[Recorded data]
————————

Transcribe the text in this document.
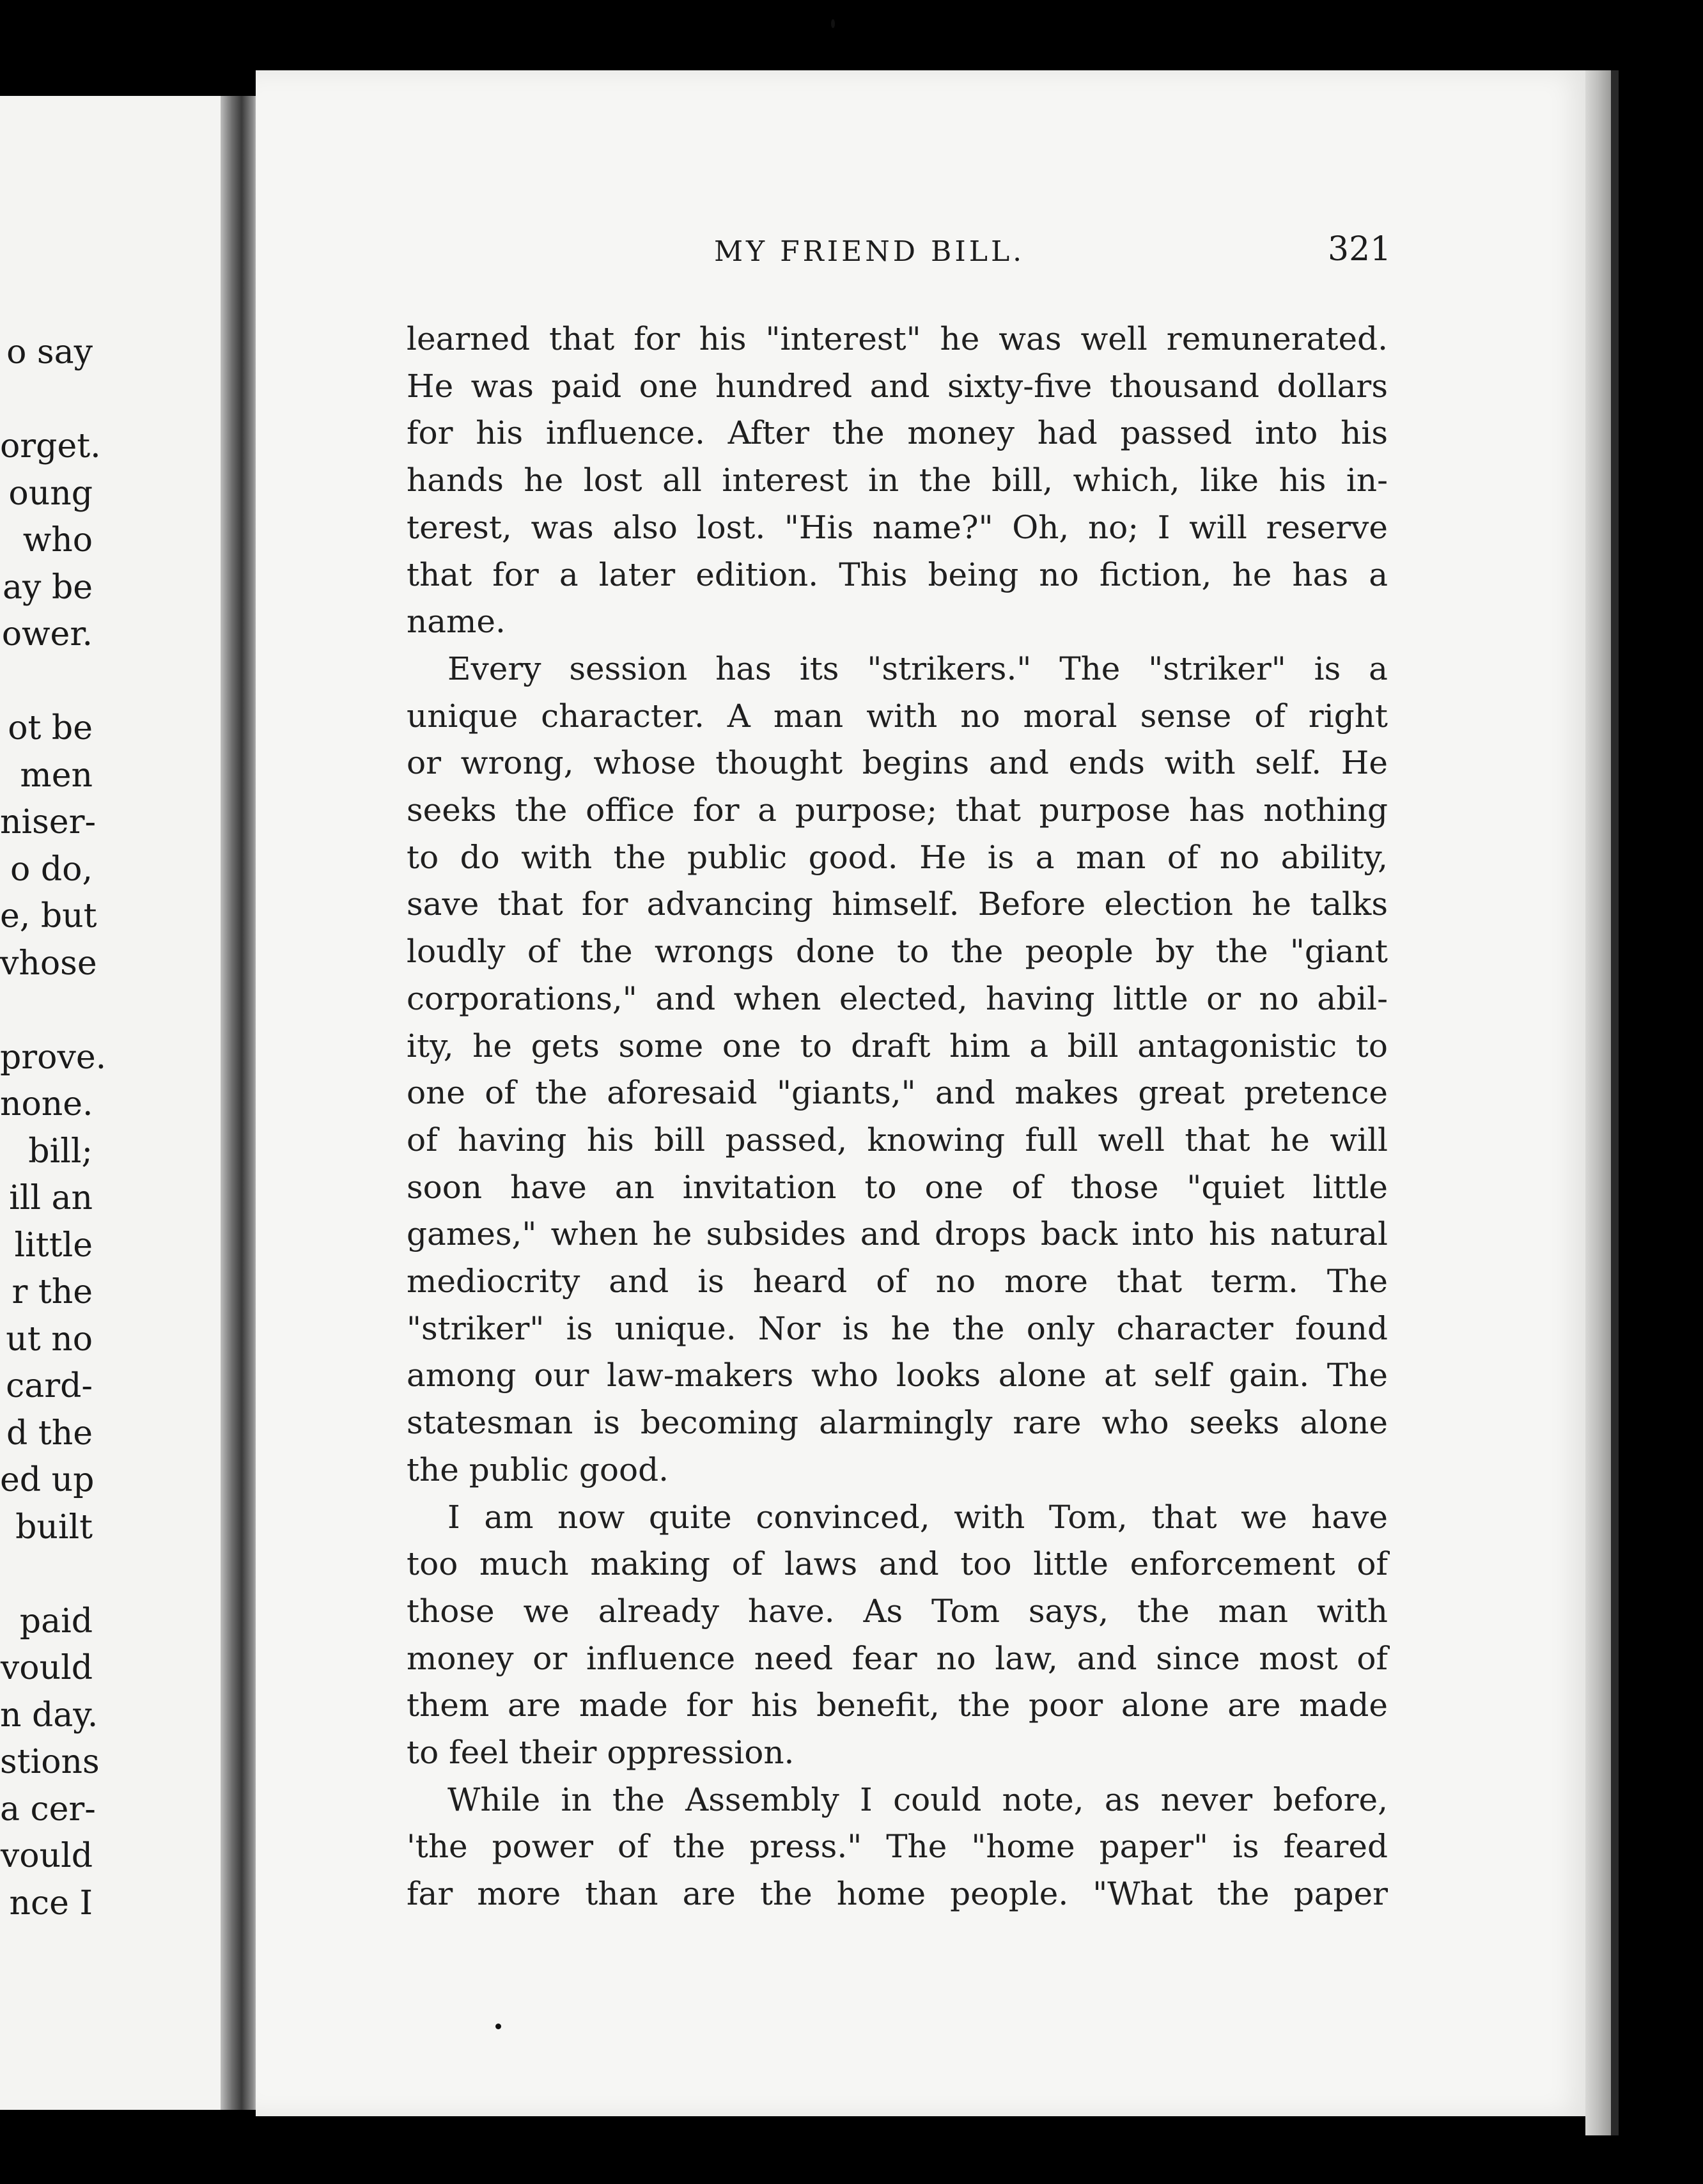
MY FRIEND BILL.	321
learned that for his "interest" he was well remunerated.
He was paid one hundred and sixty-five thousand dollars
for his influence. After the money had passed into his
hands he lost all interest in the bill, which, like his in-
terest, was also lost. "His name?" Oh, no; I will reserve
that for a later edition. This being no fiction, he has a
name.
Every session has its "strikers." The "striker" is a
unique character. A man with no moral sense of right
or wrong, whose thought begins and ends with self. He
seeks the office for a purpose; that purpose has nothing
to do with the public good. He is a man of no ability,
save that for advancing himself. Before election he talks
loudly of the wrongs done to the people by the "giant
corporations," and when elected, having little or no abil-
ity, he gets some one to draft him a bill antagonistic to
one of the aforesaid "giants," and makes great pretence
of having his bill passed, knowing full well that he will
soon have an invitation to one of those "quiet little
games," when he subsides and drops back into his natural
mediocrity and is heard of no more that term. The
"striker" is unique. Nor is he the only character found
among our law-makers who looks alone at self gain. The
statesman is becoming alarmingly rare who seeks alone
the public good.
I am now quite convinced, with Tom, that we have
too much making of laws and too little enforcement of
those we already have. As Tom says, the man with
money or influence need fear no law, and since most of
them are made for his benefit, the poor alone are made
to feel their oppression.
While in the Assembly I could note, as never before,
'the power of the press." The "home paper" is feared
far more than are the home people. "What the paper
o say
orget.
oung
who
ay be
ower.
ot be
men
niser-
o do,
e, but
vhose
prove.
none.
bill;
ill an
little
r the
ut no
card-
d the
ed up
built
paid
vould
n day.
stions
a cer-
vould
nce I
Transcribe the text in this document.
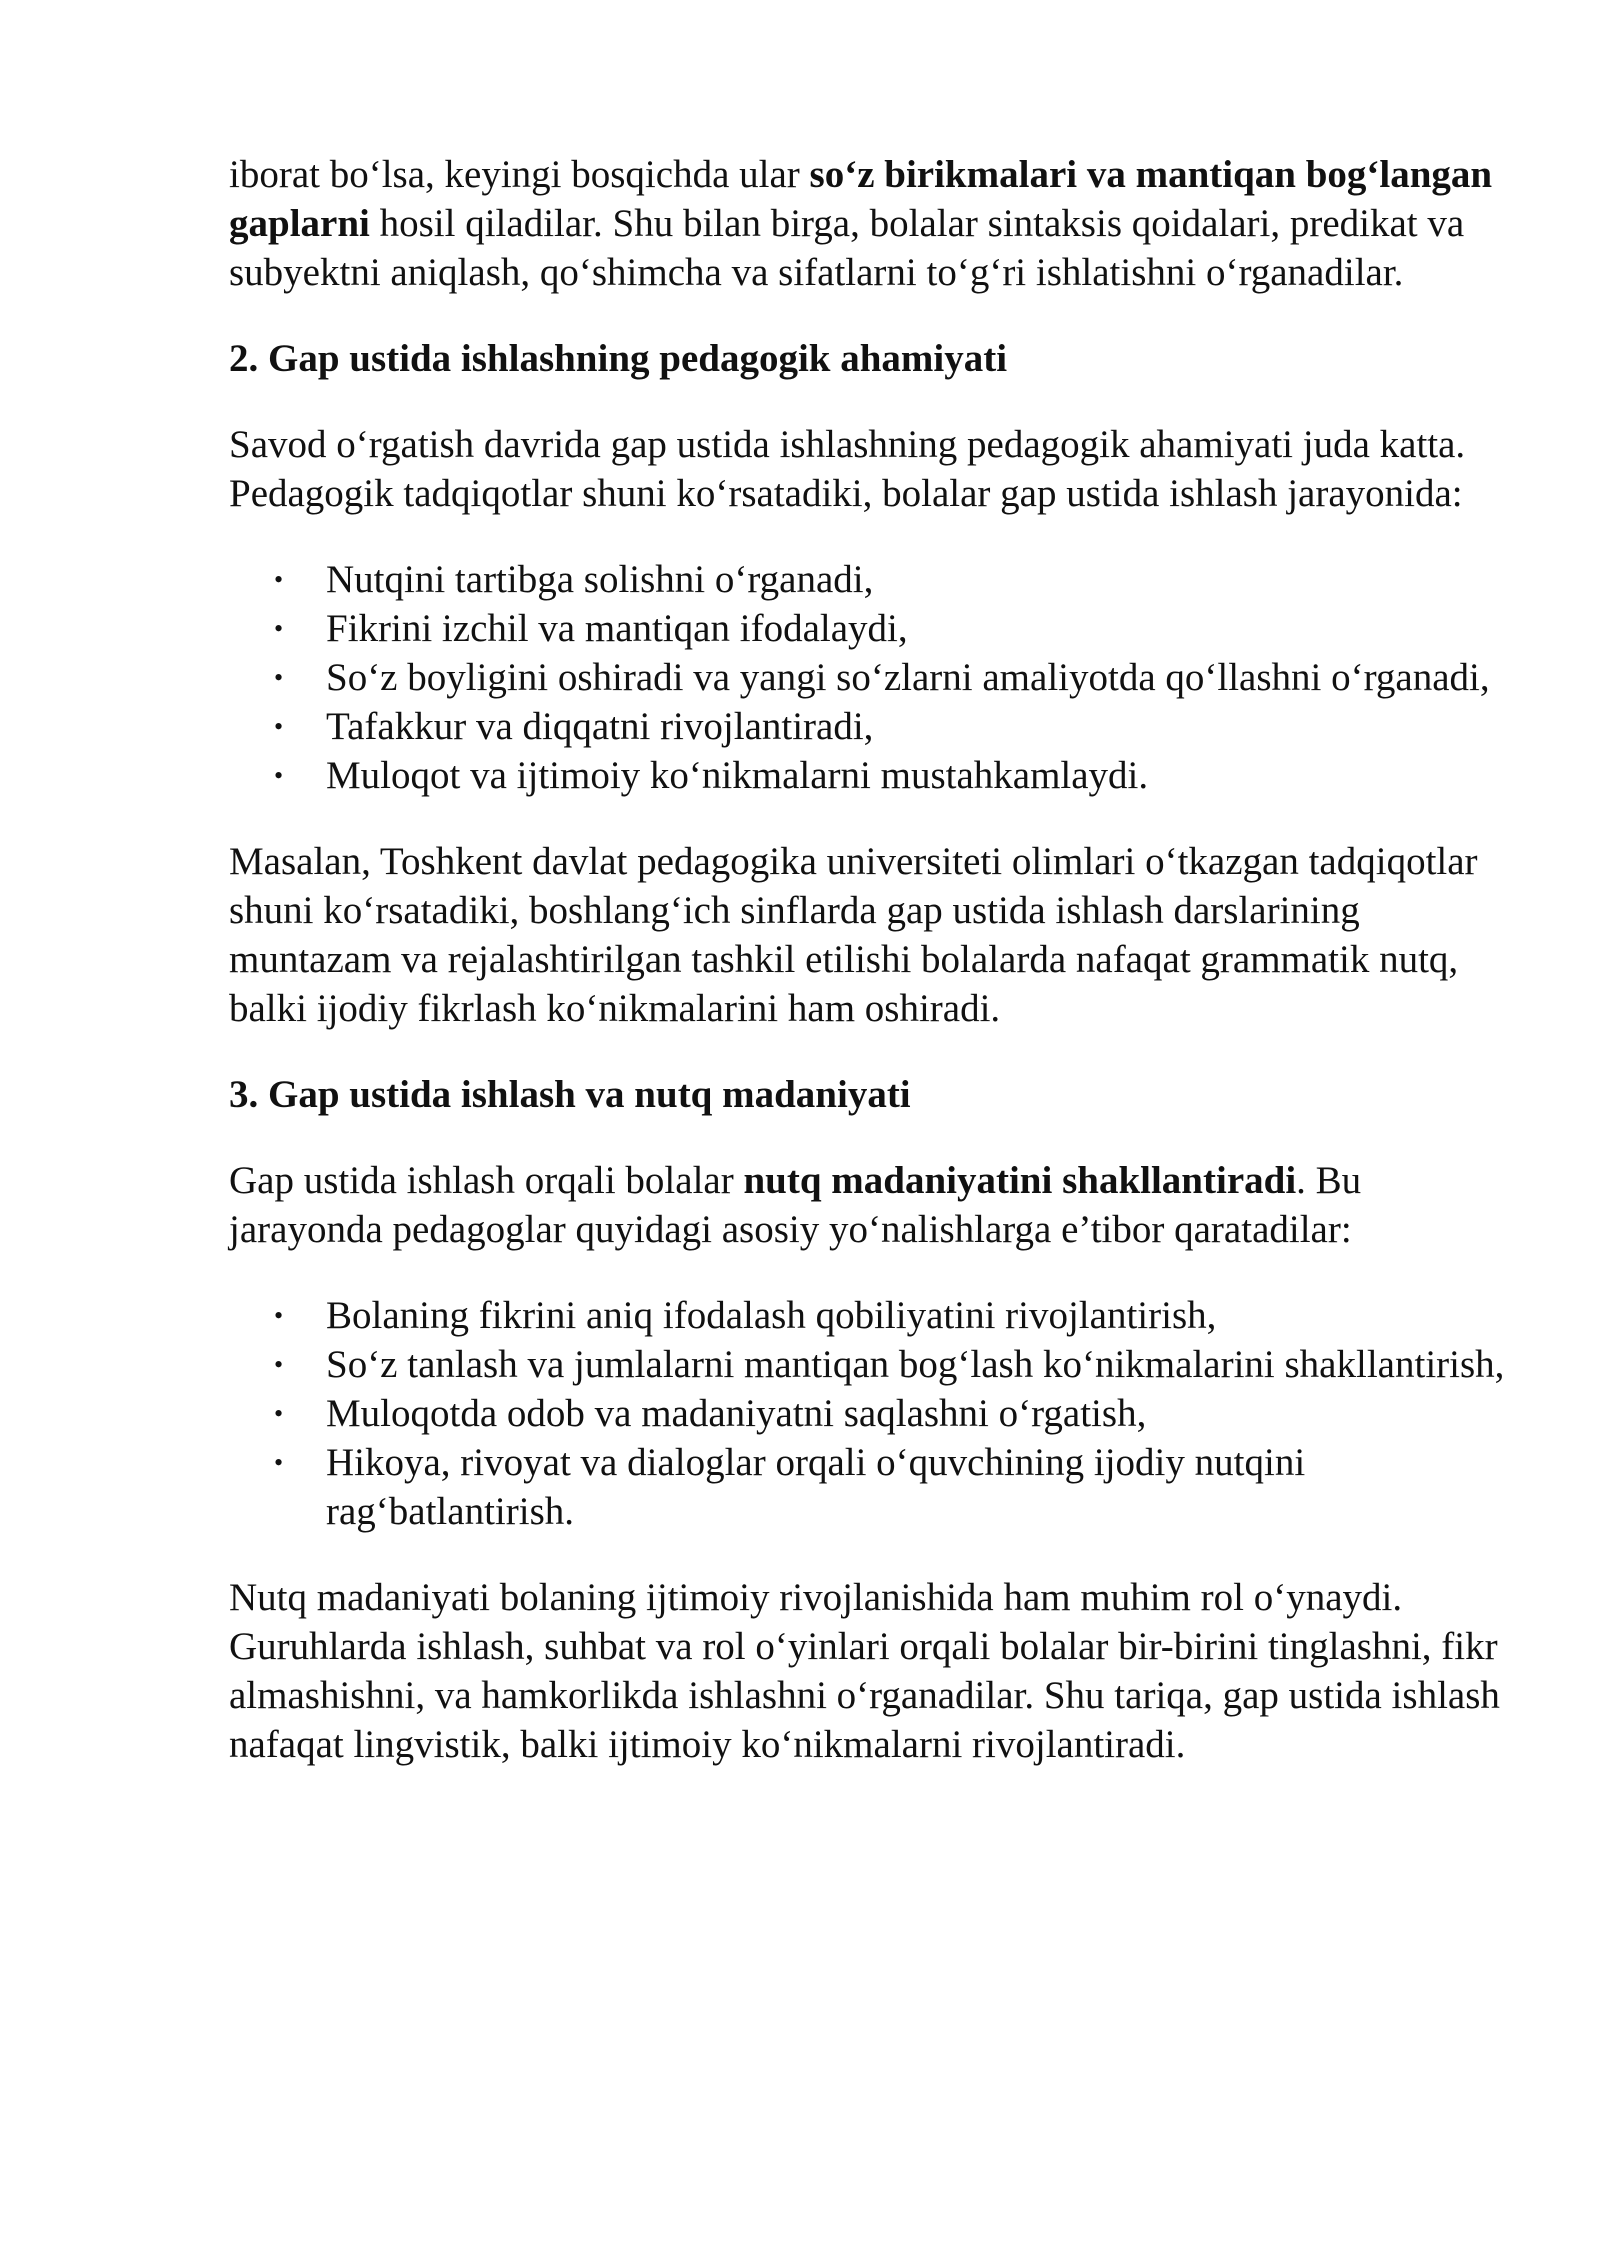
iborat bo‘lsa, keyingi bosqichda ular so‘z birikmalari va mantiqan bog‘langan gaplarni hosil qiladilar. Shu bilan birga, bolalar sintaksis qoidalari, predikat va subyektni aniqlash, qo‘shimcha va sifatlarni to‘g‘ri ishlatishni o‘rganadilar.

2. Gap ustida ishlashning pedagogik ahamiyati

Savod o‘rgatish davrida gap ustida ishlashning pedagogik ahamiyati juda katta. Pedagogik tadqiqotlar shuni ko‘rsatadiki, bolalar gap ustida ishlash jarayonida:

• Nutqini tartibga solishni o‘rganadi,
• Fikrini izchil va mantiqan ifodalaydi,
• So‘z boyligini oshiradi va yangi so‘zlarni amaliyotda qo‘llashni o‘rganadi,
• Tafakkur va diqqatni rivojlantiradi,
• Muloqot va ijtimoiy ko‘nikmalarni mustahkamlaydi.

Masalan, Toshkent davlat pedagogika universiteti olimlari o‘tkazgan tadqiqotlar shuni ko‘rsatadiki, boshlang‘ich sinflarda gap ustida ishlash darslarining muntazam va rejalashtirilgan tashkil etilishi bolalarda nafaqat grammatik nutq, balki ijodiy fikrlash ko‘nikmalarini ham oshiradi.

3. Gap ustida ishlash va nutq madaniyati

Gap ustida ishlash orqali bolalar nutq madaniyatini shakllantiradi. Bu jarayonda pedagoglar quyidagi asosiy yo‘nalishlarga e’tibor qaratadilar:

• Bolaning fikrini aniq ifodalash qobiliyatini rivojlantirish,
• So‘z tanlash va jumlalarni mantiqan bog‘lash ko‘nikmalarini shakllantirish,
• Muloqotda odob va madaniyatni saqlashni o‘rgatish,
• Hikoya, rivoyat va dialoglar orqali o‘quvchining ijodiy nutqini rag‘batlantirish.

Nutq madaniyati bolaning ijtimoiy rivojlanishida ham muhim rol o‘ynaydi. Guruhlarda ishlash, suhbat va rol o‘yinlari orqali bolalar bir-birini tinglashni, fikr almashishni, va hamkorlikda ishlashni o‘rganadilar. Shu tariqa, gap ustida ishlash nafaqat lingvistik, balki ijtimoiy ko‘nikmalarni rivojlantiradi.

————————

[Instructions to follow]: Return the material word for word. Pictures are not part of the copy.

[Output below]:
Transcribe the text in this document.
MY FRIEND BILL.	321
learned that for his "interest" he was well remunerated.
He was paid one hundred and sixty-five thousand dollars
for his influence. After the money had passed into his
hands he lost all interest in the bill, which, like his in-
terest, was also lost. "His name?" Oh, no; I will reserve
that for a later edition. This being no fiction, he has a
name.
Every session has its "strikers." The "striker" is a
unique character. A man with no moral sense of right
or wrong, whose thought begins and ends with self. He
seeks the office for a purpose; that purpose has nothing
to do with the public good. He is a man of no ability,
save that for advancing himself. Before election he talks
loudly of the wrongs done to the people by the "giant
corporations," and when elected, having little or no abil-
ity, he gets some one to draft him a bill antagonistic to
one of the aforesaid "giants," and makes great pretence
of having his bill passed, knowing full well that he will
soon have an invitation to one of those "quiet little
games," when he subsides and drops back into his natural
mediocrity and is heard of no more that term. The
"striker" is unique. Nor is he the only character found
among our law-makers who looks alone at self gain. The
statesman is becoming alarmingly rare who seeks alone
the public good.
I am now quite convinced, with Tom, that we have
too much making of laws and too little enforcement of
those we already have. As Tom says, the man with
money or influence need fear no law, and since most of
them are made for his benefit, the poor alone are made
to feel their oppression.
While in the Assembly I could note, as never before,
'the power of the press." The "home paper" is feared
far more than are the home people. "What the paper
o say
orget.
oung
who
ay be
ower.
ot be
men
niser-
o do,
e, but
vhose
prove.
none.
bill;
ill an
little
r the
ut no
card-
d the
ed up
built
paid
vould
n day.
stions
a cer-
vould
nce I
Transcribe the text in this document.
iborat bo‘lsa, keyingi bosqichda ular so‘z birikmalari va mantiqan bog‘langan gaplarni hosil qiladilar. Shu bilan birga, bolalar sintaksis qoidalari, predikat va subyektni aniqlash, qo‘shimcha va sifatlarni to‘g‘ri ishlatishni o‘rganadilar.

2. Gap ustida ishlashning pedagogik ahamiyati

Savod o‘rgatish davrida gap ustida ishlashning pedagogik ahamiyati juda katta. Pedagogik tadqiqotlar shuni ko‘rsatadiki, bolalar gap ustida ishlash jarayonida:

• Nutqini tartibga solishni o‘rganadi,
• Fikrini izchil va mantiqan ifodalaydi,
• So‘z boyligini oshiradi va yangi so‘zlarni amaliyotda qo‘llashni o‘rganadi,
• Tafakkur va diqqatni rivojlantiradi,
• Muloqot va ijtimoiy ko‘nikmalarni mustahkamlaydi.

Masalan, Toshkent davlat pedagogika universiteti olimlari o‘tkazgan tadqiqotlar shuni ko‘rsatadiki, boshlang‘ich sinflarda gap ustida ishlash darslarining muntazam va rejalashtirilgan tashkil etilishi bolalarda nafaqat grammatik nutq, balki ijodiy fikrlash ko‘nikmalarini ham oshiradi.

3. Gap ustida ishlash va nutq madaniyati

Gap ustida ishlash orqali bolalar nutq madaniyatini shakllantiradi. Bu jarayonda pedagoglar quyidagi asosiy yo‘nalishlarga e’tibor qaratadilar:

• Bolaning fikrini aniq ifodalash qobiliyatini rivojlantirish,
• So‘z tanlash va jumlalarni mantiqan bog‘lash ko‘nikmalarini shakllantirish,
• Muloqotda odob va madaniyatni saqlashni o‘rgatish,
• Hikoya, rivoyat va dialoglar orqali o‘quvchining ijodiy nutqini rag‘batlantirish.

Nutq madaniyati bolaning ijtimoiy rivojlanishida ham muhim rol o‘ynaydi. Guruhlarda ishlash, suhbat va rol o‘yinlari orqali bolalar bir-birini tinglashni, fikr almashishni, va hamkorlikda ishlashni o‘rganadilar. Shu tariqa, gap ustida ishlash nafaqat lingvistik, balki ijtimoiy ko‘nikmalarni rivojlantiradi.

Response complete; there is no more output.